» Work required: Extract every line of the material that holds the string "name".

» Records shown:
◆ ◆ ◆ ◆
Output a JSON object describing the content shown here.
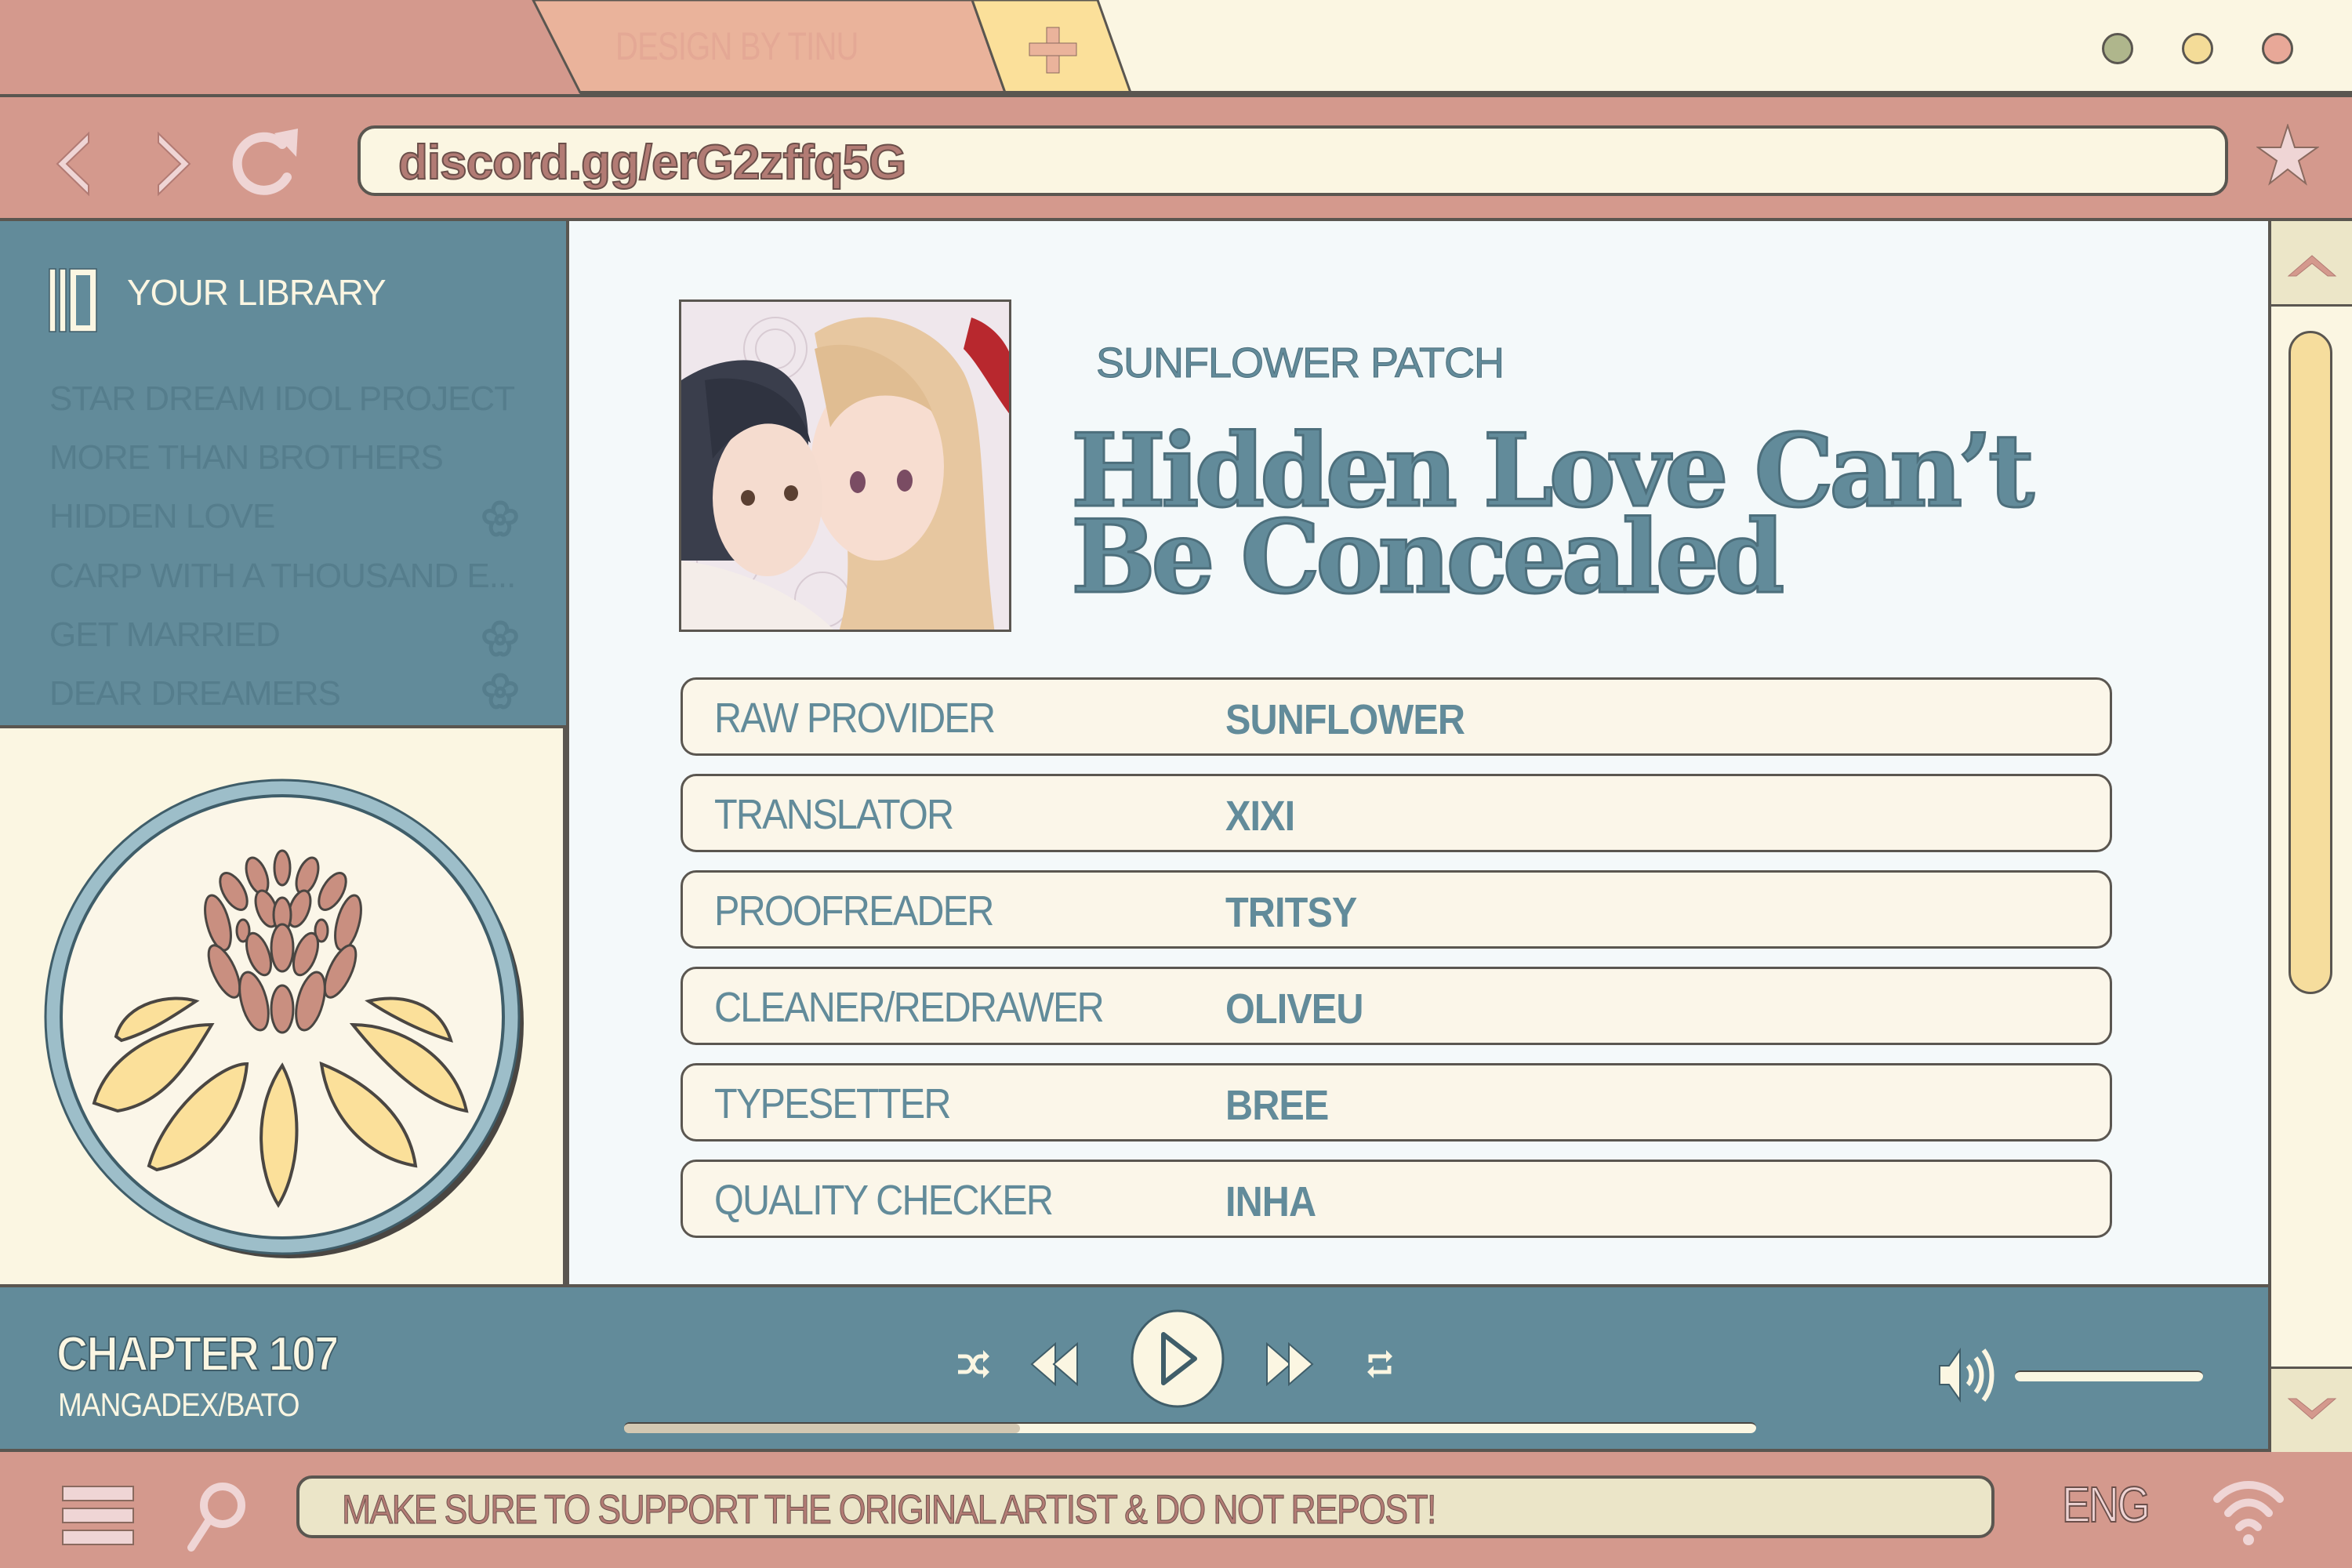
{
  "browser": {
    "tab_label": "DESIGN BY TINU",
    "new_tab_icon": "plus-icon",
    "window_dots": [
      {
        "name": "minimize",
        "color": "#afb68c"
      },
      {
        "name": "maximize",
        "color": "#f4dc98"
      },
      {
        "name": "close",
        "color": "#e8a898"
      }
    ],
    "nav": {
      "back_icon": "chevron-left-icon",
      "forward_icon": "chevron-right-icon",
      "reload_icon": "reload-icon"
    },
    "address": "discord.gg/erG2zffq5G",
    "bookmark_icon": "star-icon"
  },
  "sidebar": {
    "title": "YOUR LIBRARY",
    "icon": "library-icon",
    "items": [
      {
        "label": "STAR DREAM IDOL PROJECT",
        "flower": false
      },
      {
        "label": "MORE THAN BROTHERS",
        "flower": false
      },
      {
        "label": "HIDDEN LOVE",
        "flower": true
      },
      {
        "label": "CARP WITH A THOUSAND E...",
        "flower": false
      },
      {
        "label": "GET MARRIED",
        "flower": true
      },
      {
        "label": "DEAR DREAMERS",
        "flower": true
      }
    ],
    "logo": "sunflower-logo"
  },
  "main": {
    "group": "SUNFLOWER PATCH",
    "title_line1": "Hidden Love Can’t",
    "title_line2": "Be Concealed",
    "credits": [
      {
        "role": "RAW PROVIDER",
        "name": "SUNFLOWER"
      },
      {
        "role": "TRANSLATOR",
        "name": "XIXI"
      },
      {
        "role": "PROOFREADER",
        "name": "TRITSY"
      },
      {
        "role": "CLEANER/REDRAWER",
        "name": "OLIVEU"
      },
      {
        "role": "TYPESETTER",
        "name": "BREE"
      },
      {
        "role": "QUALITY CHECKER",
        "name": "INHA"
      }
    ]
  },
  "player": {
    "chapter": "CHAPTER 107",
    "source": "MANGADEX/BATO",
    "progress_fraction": 0.35,
    "volume_fraction": 1.0,
    "controls": [
      "shuffle-icon",
      "rewind-icon",
      "play-icon",
      "fast-forward-icon",
      "repeat-icon"
    ],
    "volume_icon": "volume-icon"
  },
  "statusbar": {
    "menu_icon": "menu-icon",
    "search_icon": "search-icon",
    "notice": "MAKE SURE TO SUPPORT THE ORIGINAL ARTIST & DO NOT REPOST!",
    "language": "ENG",
    "wifi_icon": "wifi-icon"
  },
  "colors": {
    "pink": "#d4998d",
    "cream": "#fbf6e2",
    "teal": "#628b9a",
    "yellow": "#f6dd9d",
    "outline": "#5a5650"
  }
}
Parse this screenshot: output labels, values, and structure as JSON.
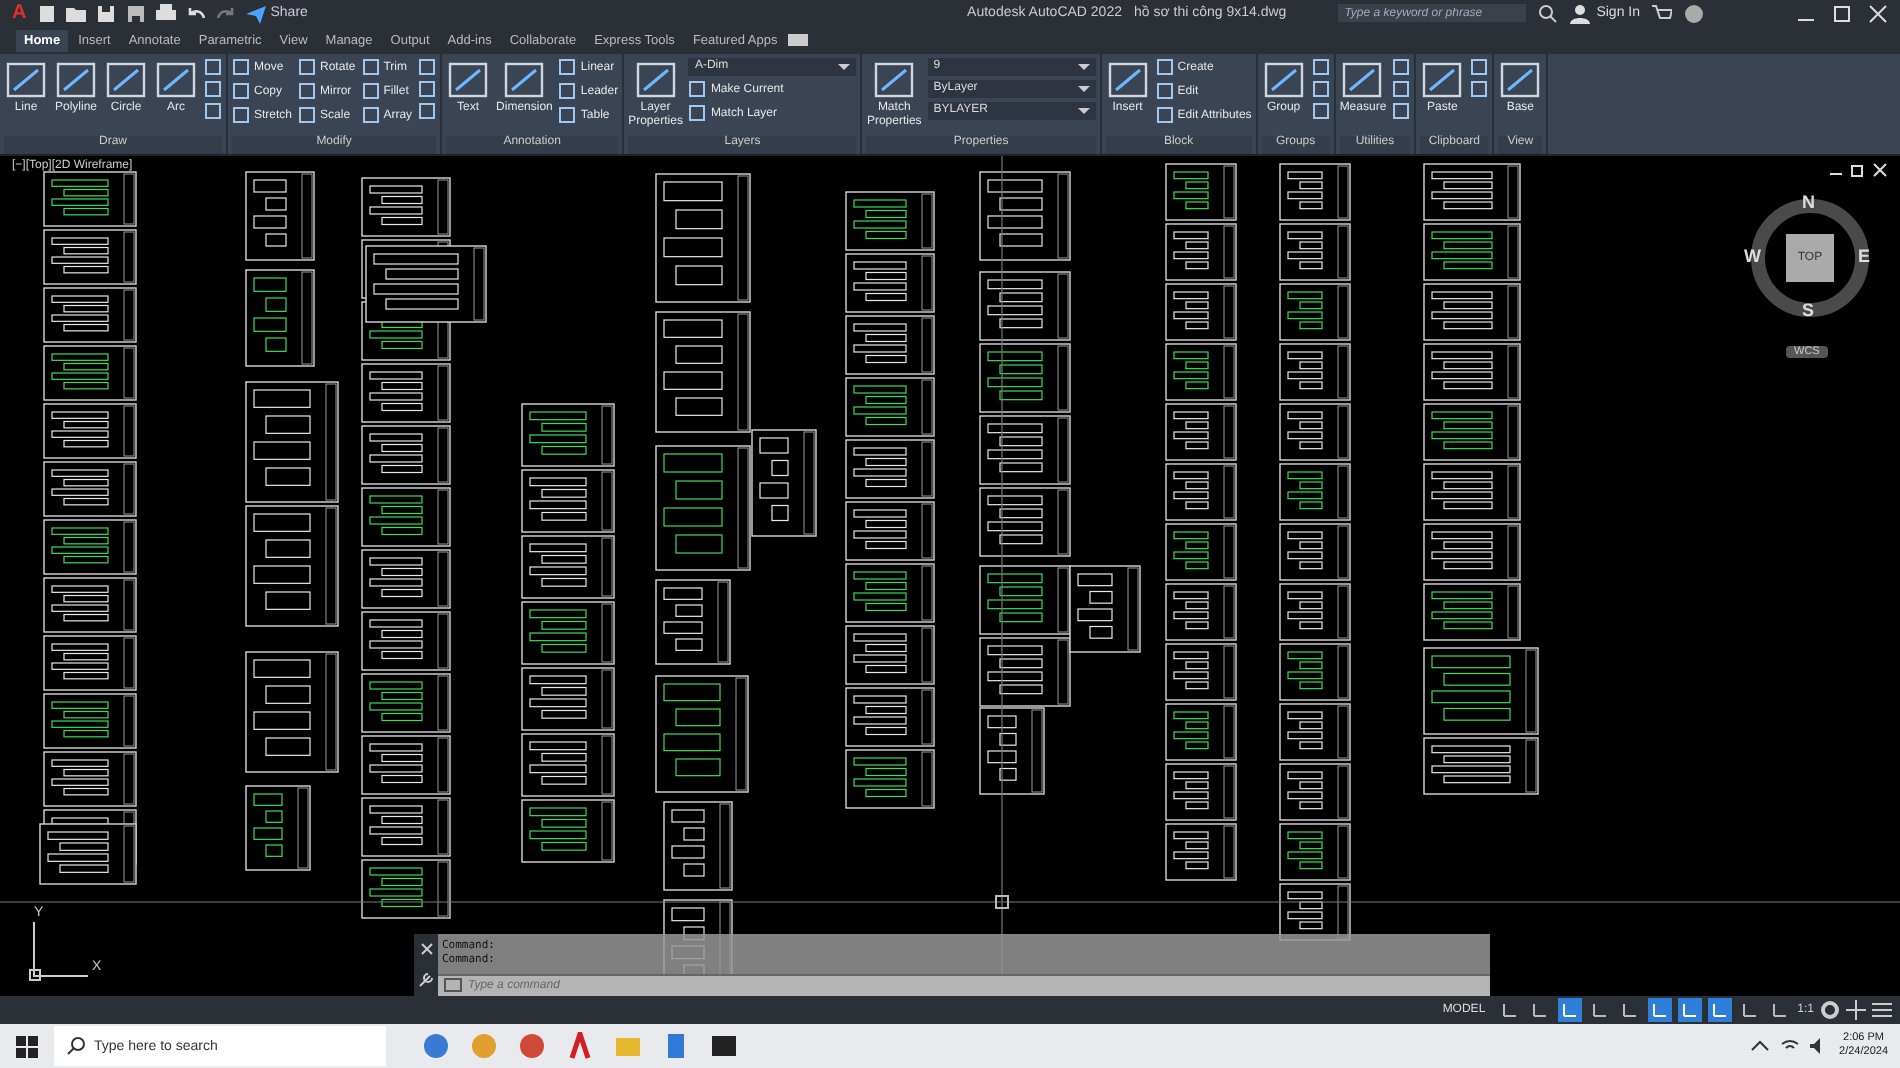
{
  "title_bar": {
    "app_menu": "A",
    "share": "Share",
    "title": "Autodesk AutoCAD 2022",
    "file": "hồ sơ thi công 9x14.dwg",
    "search": {
      "placeholder": "Type a keyword or phrase"
    },
    "sign_in": "Sign In"
  },
  "tabs": [
    {
      "label": "Home",
      "selected": true
    },
    {
      "label": "Insert",
      "selected": false
    },
    {
      "label": "Annotate",
      "selected": false
    },
    {
      "label": "Parametric",
      "selected": false
    },
    {
      "label": "View",
      "selected": false
    },
    {
      "label": "Manage",
      "selected": false
    },
    {
      "label": "Output",
      "selected": false
    },
    {
      "label": "Add-ins",
      "selected": false
    },
    {
      "label": "Collaborate",
      "selected": false
    },
    {
      "label": "Express Tools",
      "selected": false
    },
    {
      "label": "Featured Apps",
      "selected": false
    }
  ],
  "ribbon": [
    {
      "title": "Draw",
      "columns": [
        {
          "kind": "large",
          "label": "Line"
        },
        {
          "kind": "large",
          "label": "Polyline"
        },
        {
          "kind": "large",
          "label": "Circle"
        },
        {
          "kind": "large",
          "label": "Arc"
        },
        {
          "kind": "stack",
          "items": [
            {
              "kind": "icon"
            },
            {
              "kind": "icon"
            },
            {
              "kind": "icon"
            }
          ]
        }
      ]
    },
    {
      "title": "Modify",
      "columns": [
        {
          "kind": "stack",
          "items": [
            {
              "kind": "small",
              "label": "Move"
            },
            {
              "kind": "small",
              "label": "Copy"
            },
            {
              "kind": "small",
              "label": "Stretch"
            }
          ]
        },
        {
          "kind": "stack",
          "items": [
            {
              "kind": "small",
              "label": "Rotate"
            },
            {
              "kind": "small",
              "label": "Mirror"
            },
            {
              "kind": "small",
              "label": "Scale"
            }
          ]
        },
        {
          "kind": "stack",
          "items": [
            {
              "kind": "small",
              "label": "Trim"
            },
            {
              "kind": "small",
              "label": "Fillet"
            },
            {
              "kind": "small",
              "label": "Array"
            }
          ]
        },
        {
          "kind": "stack",
          "items": [
            {
              "kind": "icon"
            },
            {
              "kind": "icon"
            },
            {
              "kind": "icon"
            }
          ]
        }
      ]
    },
    {
      "title": "Annotation",
      "columns": [
        {
          "kind": "large",
          "label": "Text"
        },
        {
          "kind": "large",
          "label": "Dimension"
        },
        {
          "kind": "stack",
          "items": [
            {
              "kind": "small",
              "label": "Linear"
            },
            {
              "kind": "small",
              "label": "Leader"
            },
            {
              "kind": "small",
              "label": "Table"
            }
          ]
        }
      ]
    },
    {
      "title": "Layers",
      "columns": [
        {
          "kind": "large",
          "label": "Layer Properties"
        },
        {
          "kind": "stack",
          "items": [
            {
              "kind": "select",
              "value": "A-Dim"
            },
            {
              "kind": "small",
              "label": "Make Current"
            },
            {
              "kind": "small",
              "label": "Match Layer"
            }
          ]
        }
      ]
    },
    {
      "title": "Properties",
      "columns": [
        {
          "kind": "large",
          "label": "Match Properties"
        },
        {
          "kind": "stack",
          "items": [
            {
              "kind": "select",
              "value": "9"
            },
            {
              "kind": "select",
              "value": "ByLayer"
            },
            {
              "kind": "select",
              "value": "BYLAYER"
            }
          ]
        }
      ]
    },
    {
      "title": "Block",
      "columns": [
        {
          "kind": "large",
          "label": "Insert"
        },
        {
          "kind": "stack",
          "items": [
            {
              "kind": "small",
              "label": "Create"
            },
            {
              "kind": "small",
              "label": "Edit"
            },
            {
              "kind": "small",
              "label": "Edit Attributes"
            }
          ]
        }
      ]
    },
    {
      "title": "Groups",
      "columns": [
        {
          "kind": "large",
          "label": "Group"
        },
        {
          "kind": "stack",
          "items": [
            {
              "kind": "icon"
            },
            {
              "kind": "icon"
            },
            {
              "kind": "icon"
            }
          ]
        }
      ]
    },
    {
      "title": "Utilities",
      "columns": [
        {
          "kind": "large",
          "label": "Measure"
        },
        {
          "kind": "stack",
          "items": [
            {
              "kind": "icon"
            },
            {
              "kind": "icon"
            },
            {
              "kind": "icon"
            }
          ]
        }
      ]
    },
    {
      "title": "Clipboard",
      "columns": [
        {
          "kind": "large",
          "label": "Paste"
        },
        {
          "kind": "stack",
          "items": [
            {
              "kind": "icon"
            },
            {
              "kind": "icon"
            }
          ]
        }
      ]
    },
    {
      "title": "View",
      "columns": [
        {
          "kind": "large",
          "label": "Base"
        }
      ]
    }
  ],
  "viewport": {
    "label": "[−][Top][2D Wireframe]",
    "compass": {
      "north": "N",
      "south": "S",
      "east": "E",
      "west": "W",
      "face": "TOP",
      "ucs": "WCS"
    },
    "axis_x": "X",
    "axis_y": "Y"
  },
  "command_window": {
    "history": [
      "Command:",
      "Command:"
    ],
    "placeholder": "Type a command"
  },
  "status_bar": {
    "space": "MODEL",
    "scale": "1:1",
    "toggles": [
      {
        "on": false
      },
      {
        "on": false
      },
      {
        "on": true
      },
      {
        "on": false
      },
      {
        "on": false
      },
      {
        "on": true
      },
      {
        "on": true
      },
      {
        "on": true
      },
      {
        "on": false
      },
      {
        "on": false
      }
    ]
  },
  "taskbar": {
    "search": {
      "placeholder": "Type here to search"
    },
    "time": "2:06 PM",
    "date": "2/24/2024"
  }
}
◆ ◆ ◆ ◆
» Full answer:
        "name": "minimize",
        "name": "maximize",
        "name": "close",
        "name": "SUNFLOWER"
        "name": "XIXI"
        "name": "TRITSY"
        "name": "OLIVEU"
        "name": "BREE"
        "name": "INHA"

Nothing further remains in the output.